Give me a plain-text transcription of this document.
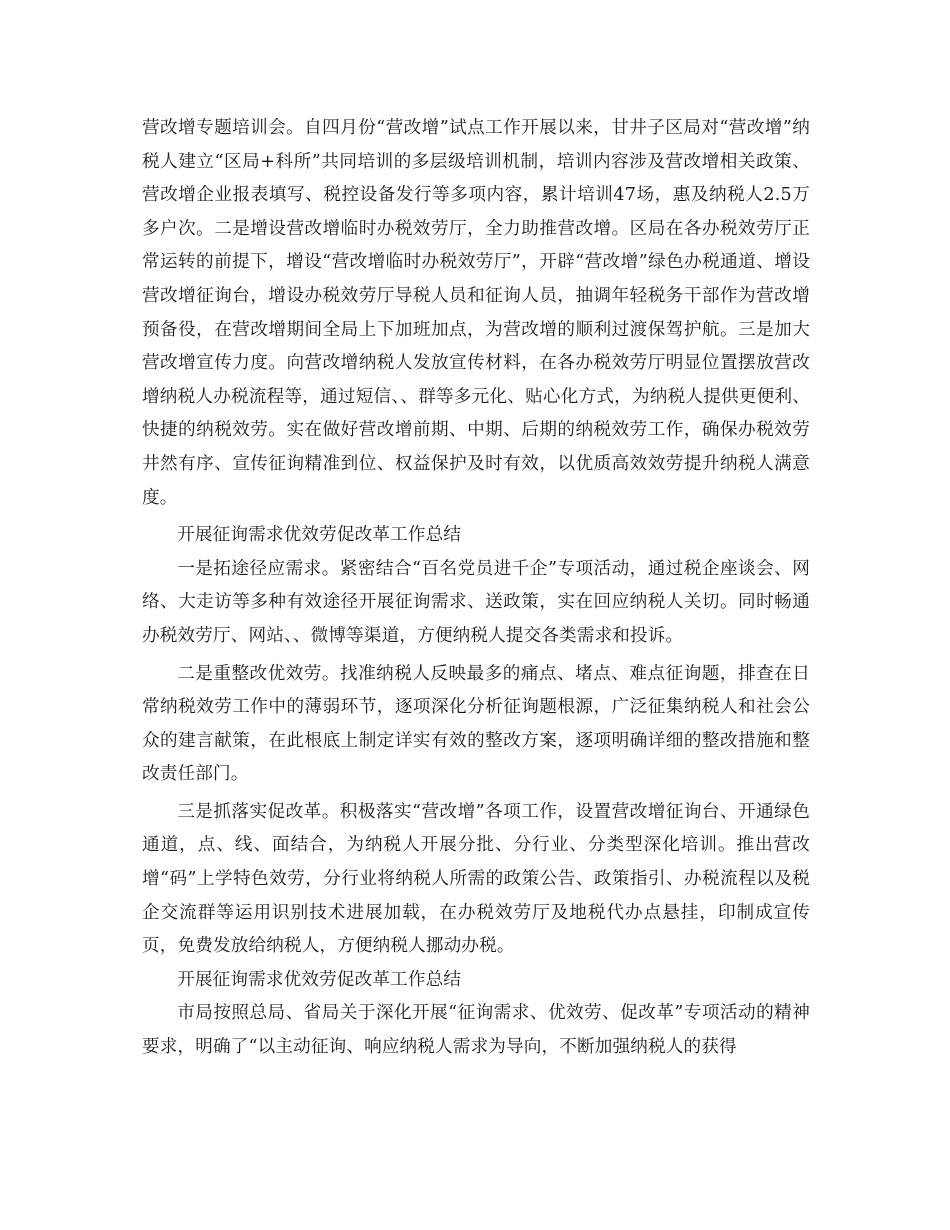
营改增专题培训会。自四月份“营改增”试点工作开展以来，甘井子区局对“营改增”纳税人建立“区局+科所”共同培训的多层级培训机制，培训内容涉及营改增相关政策、营改增企业报表填写、税控设备发行等多项内容，累计培训47场，惠及纳税人2.5万多户次。二是增设营改增临时办税效劳厅，全力助推营改增。区局在各办税效劳厅正常运转的前提下，增设“营改增临时办税效劳厅”，开辟“营改增”绿色办税通道、增设营改增征询台，增设办税效劳厅导税人员和征询人员，抽调年轻税务干部作为营改增预备役，在营改增期间全局上下加班加点，为营改增的顺利过渡保驾护航。三是加大营改增宣传力度。向营改增纳税人发放宣传材料，在各办税效劳厅明显位置摆放营改增纳税人办税流程等，通过短信、、群等多元化、贴心化方式，为纳税人提供更便利、快捷的纳税效劳。实在做好营改增前期、中期、后期的纳税效劳工作，确保办税效劳井然有序、宣传征询精准到位、权益保护及时有效，以优质高效效劳提升纳税人满意度。

开展征询需求优效劳促改革工作总结

一是拓途径应需求。紧密结合“百名党员进千企”专项活动，通过税企座谈会、网络、大走访等多种有效途径开展征询需求、送政策，实在回应纳税人关切。同时畅通办税效劳厅、网站、、微博等渠道，方便纳税人提交各类需求和投诉。

二是重整改优效劳。找准纳税人反映最多的痛点、堵点、难点征询题，排查在日常纳税效劳工作中的薄弱环节，逐项深化分析征询题根源，广泛征集纳税人和社会公众的建言献策，在此根底上制定详实有效的整改方案，逐项明确详细的整改措施和整改责任部门。

三是抓落实促改革。积极落实“营改增”各项工作，设置营改增征询台、开通绿色通道，点、线、面结合，为纳税人开展分批、分行业、分类型深化培训。推出营改增“码”上学特色效劳，分行业将纳税人所需的政策公告、政策指引、办税流程以及税企交流群等运用识别技术进展加载，在办税效劳厅及地税代办点悬挂，印制成宣传页，免费发放给纳税人，方便纳税人挪动办税。

开展征询需求优效劳促改革工作总结

市局按照总局、省局关于深化开展“征询需求、优效劳、促改革”专项活动的精神要求，明确了“以主动征询、响应纳税人需求为导向，不断加强纳税人的获得
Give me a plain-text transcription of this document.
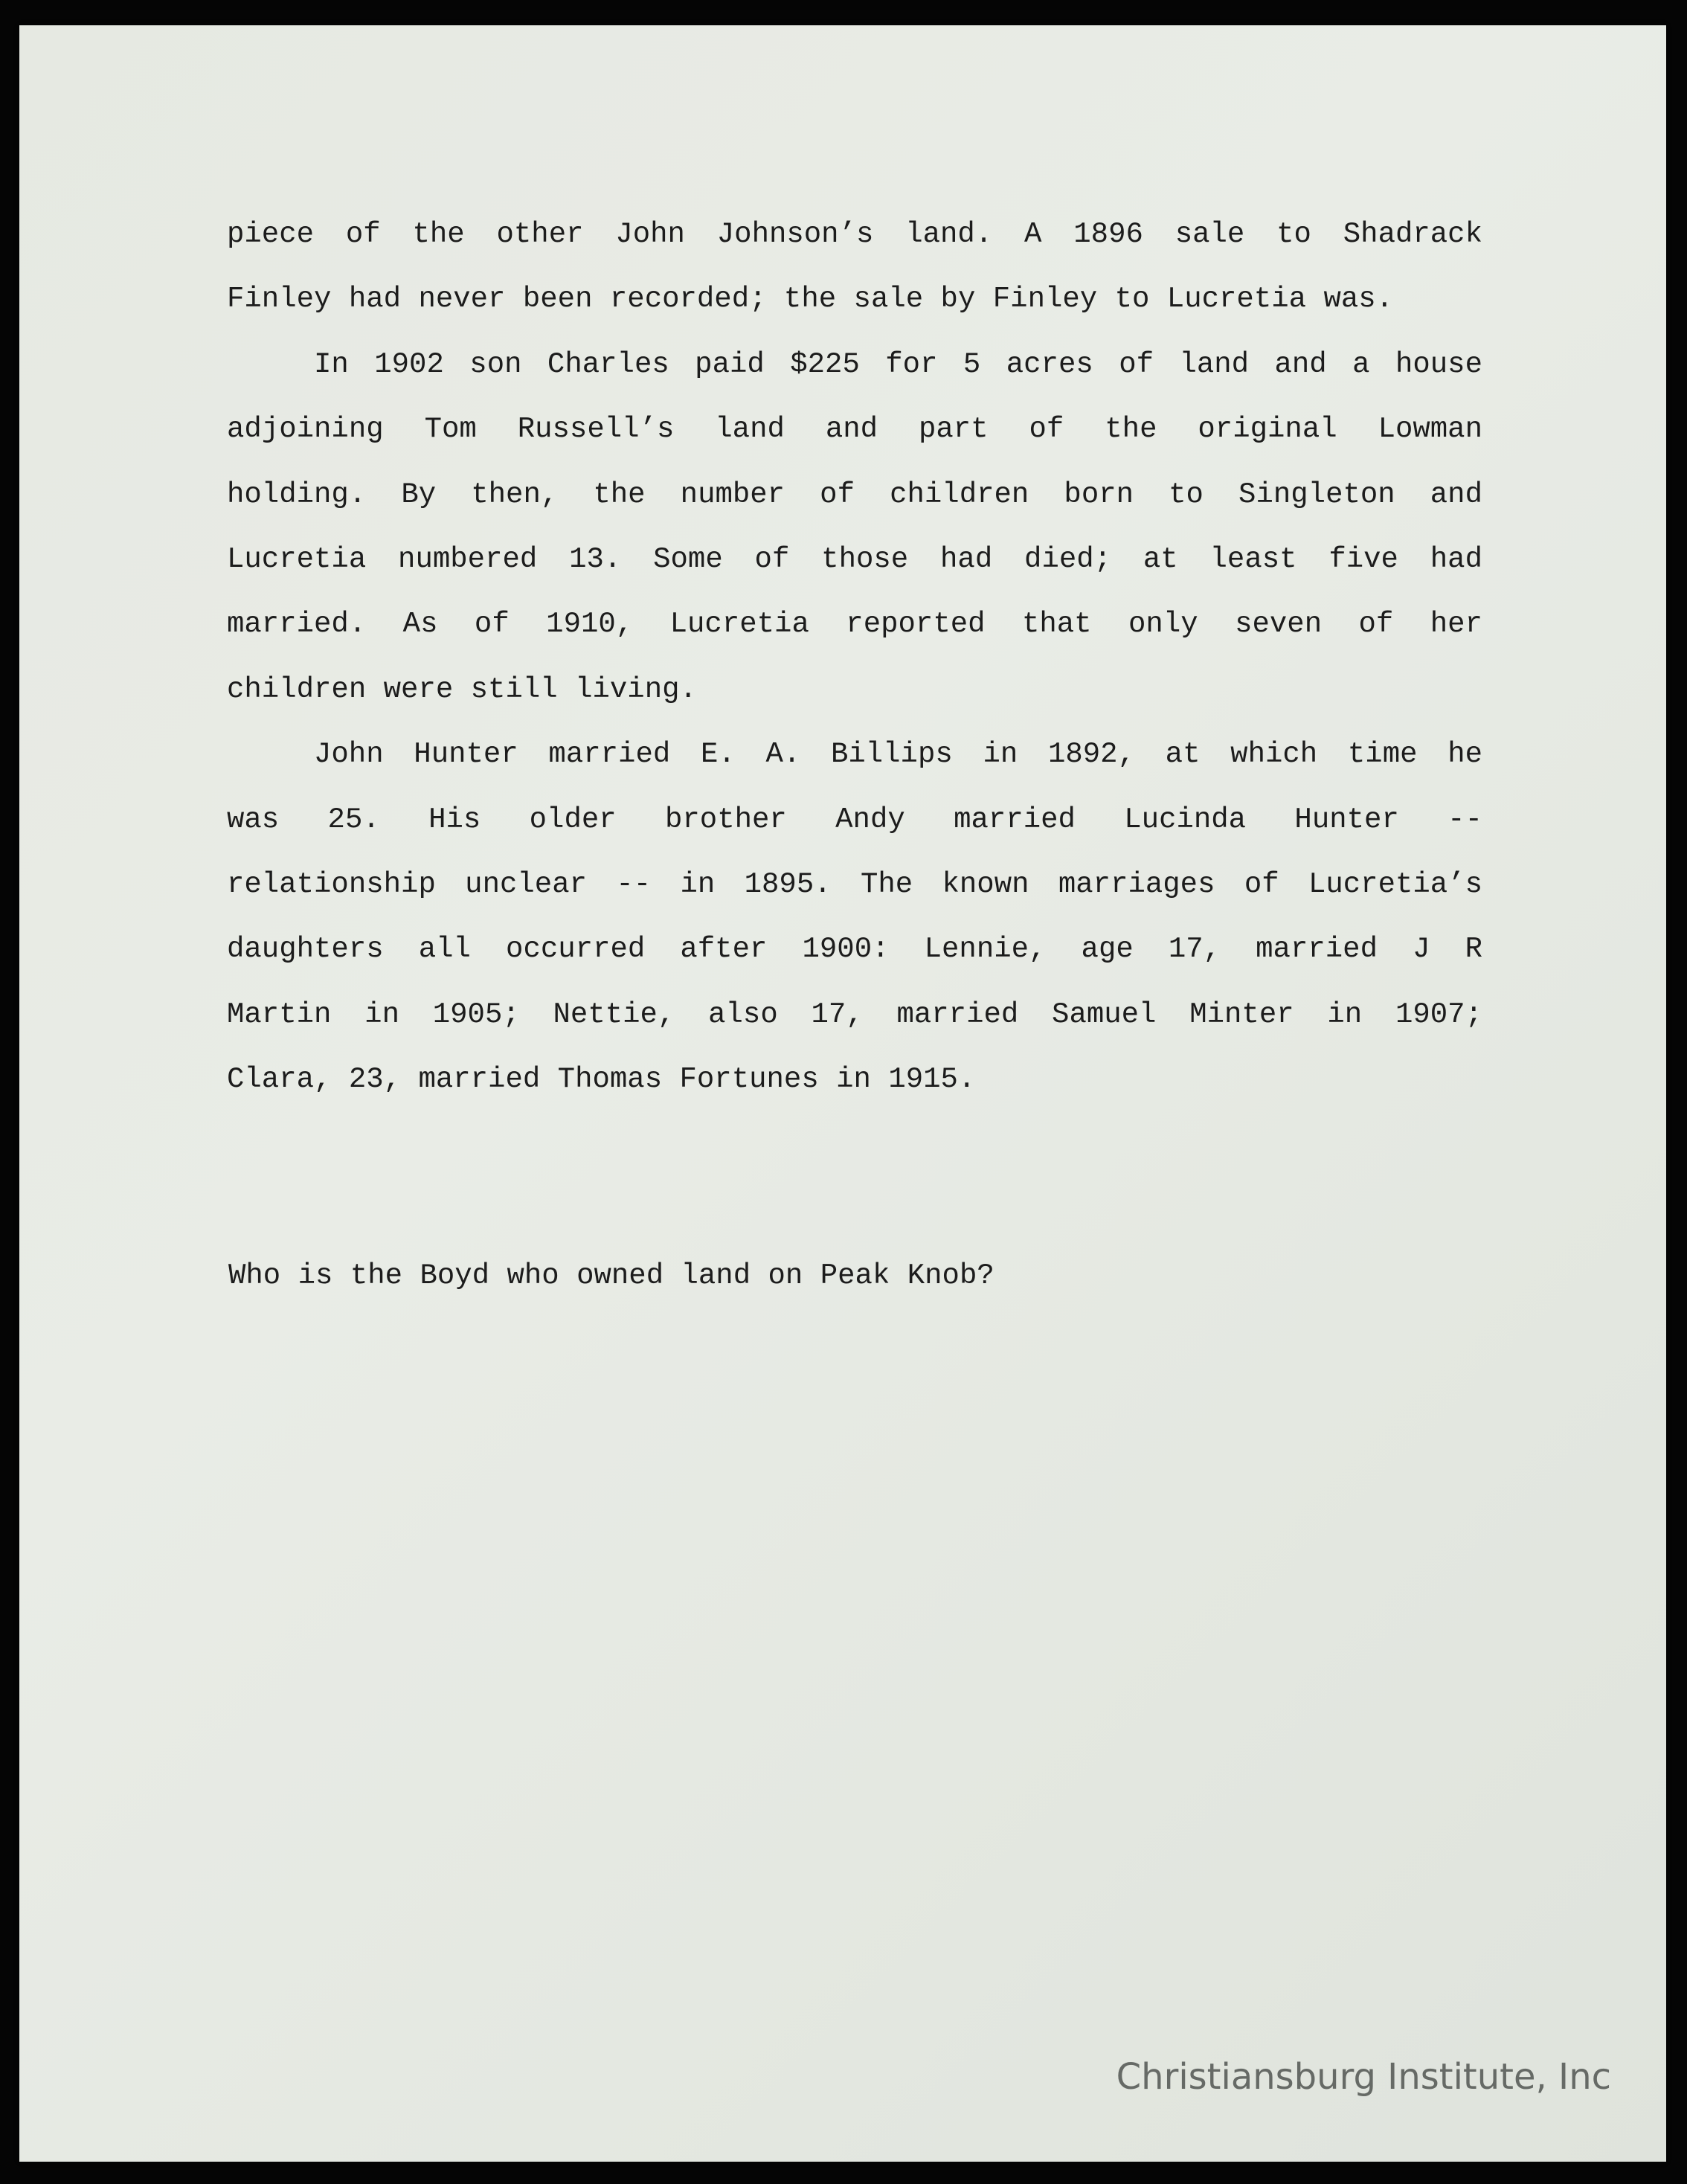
piece of the other John Johnson’s land. A 1896 sale to Shadrack
Finley had never been recorded; the sale by Finley to Lucretia was.
In 1902 son Charles paid $225 for 5 acres of land and a house
adjoining Tom Russell’s land and part of the original Lowman
holding. By then, the number of children born to Singleton and
Lucretia numbered 13. Some of those had died; at least five had
married. As of 1910, Lucretia reported that only seven of her
children were still living.
John Hunter married E. A. Billips in 1892, at which time he
was 25. His older brother Andy married Lucinda Hunter --
relationship unclear -- in 1895. The known marriages of Lucretia’s
daughters all occurred after 1900: Lennie, age 17, married J R
Martin in 1905; Nettie, also 17, married Samuel Minter in 1907;
Clara, 23, married Thomas Fortunes in 1915.
Who is the Boyd who owned land on Peak Knob?
Christiansburg Institute, Inc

::::::

Restate the entire listing word for word, excluding pictures.

Give me a plain-text transcription of this document.
营改增专题培训会。自四月份“营改增”试点工作开展以来，甘井子区局对“营改增”纳税人建立“区局+科所”共同培训的多层级培训机制，培训内容涉及营改增相关政策、营改增企业报表填写、税控设备发行等多项内容，累计培训47场，惠及纳税人2.5万多户次。二是增设营改增临时办税效劳厅，全力助推营改增。区局在各办税效劳厅正常运转的前提下，增设“营改增临时办税效劳厅”，开辟“营改增”绿色办税通道、增设营改增征询台，增设办税效劳厅导税人员和征询人员，抽调年轻税务干部作为营改增预备役，在营改增期间全局上下加班加点，为营改增的顺利过渡保驾护航。三是加大营改增宣传力度。向营改增纳税人发放宣传材料，在各办税效劳厅明显位置摆放营改增纳税人办税流程等，通过短信、、群等多元化、贴心化方式，为纳税人提供更便利、快捷的纳税效劳。实在做好营改增前期、中期、后期的纳税效劳工作，确保办税效劳井然有序、宣传征询精准到位、权益保护及时有效，以优质高效效劳提升纳税人满意度。

开展征询需求优效劳促改革工作总结

一是拓途径应需求。紧密结合“百名党员进千企”专项活动，通过税企座谈会、网络、大走访等多种有效途径开展征询需求、送政策，实在回应纳税人关切。同时畅通办税效劳厅、网站、、微博等渠道，方便纳税人提交各类需求和投诉。

二是重整改优效劳。找准纳税人反映最多的痛点、堵点、难点征询题，排查在日常纳税效劳工作中的薄弱环节，逐项深化分析征询题根源，广泛征集纳税人和社会公众的建言献策，在此根底上制定详实有效的整改方案，逐项明确详细的整改措施和整改责任部门。

三是抓落实促改革。积极落实“营改增”各项工作，设置营改增征询台、开通绿色通道，点、线、面结合，为纳税人开展分批、分行业、分类型深化培训。推出营改增“码”上学特色效劳，分行业将纳税人所需的政策公告、政策指引、办税流程以及税企交流群等运用识别技术进展加载，在办税效劳厅及地税代办点悬挂，印制成宣传页，免费发放给纳税人，方便纳税人挪动办税。

开展征询需求优效劳促改革工作总结

市局按照总局、省局关于深化开展“征询需求、优效劳、促改革”专项活动的精神要求，明确了“以主动征询、响应纳税人需求为导向，不断加强纳税人的获得
Give me a plain-text transcription of this document.
piece of the other John Johnson’s land. A 1896 sale to Shadrack
Finley had never been recorded; the sale by Finley to Lucretia was.
In 1902 son Charles paid $225 for 5 acres of land and a house
adjoining Tom Russell’s land and part of the original Lowman
holding. By then, the number of children born to Singleton and
Lucretia numbered 13. Some of those had died; at least five had
married. As of 1910, Lucretia reported that only seven of her
children were still living.
John Hunter married E. A. Billips in 1892, at which time he
was 25. His older brother Andy married Lucinda Hunter --
relationship unclear -- in 1895. The known marriages of Lucretia’s
daughters all occurred after 1900: Lennie, age 17, married J R
Martin in 1905; Nettie, also 17, married Samuel Minter in 1907;
Clara, 23, married Thomas Fortunes in 1915.
Who is the Boyd who owned land on Peak Knob?
Christiansburg Institute, Inc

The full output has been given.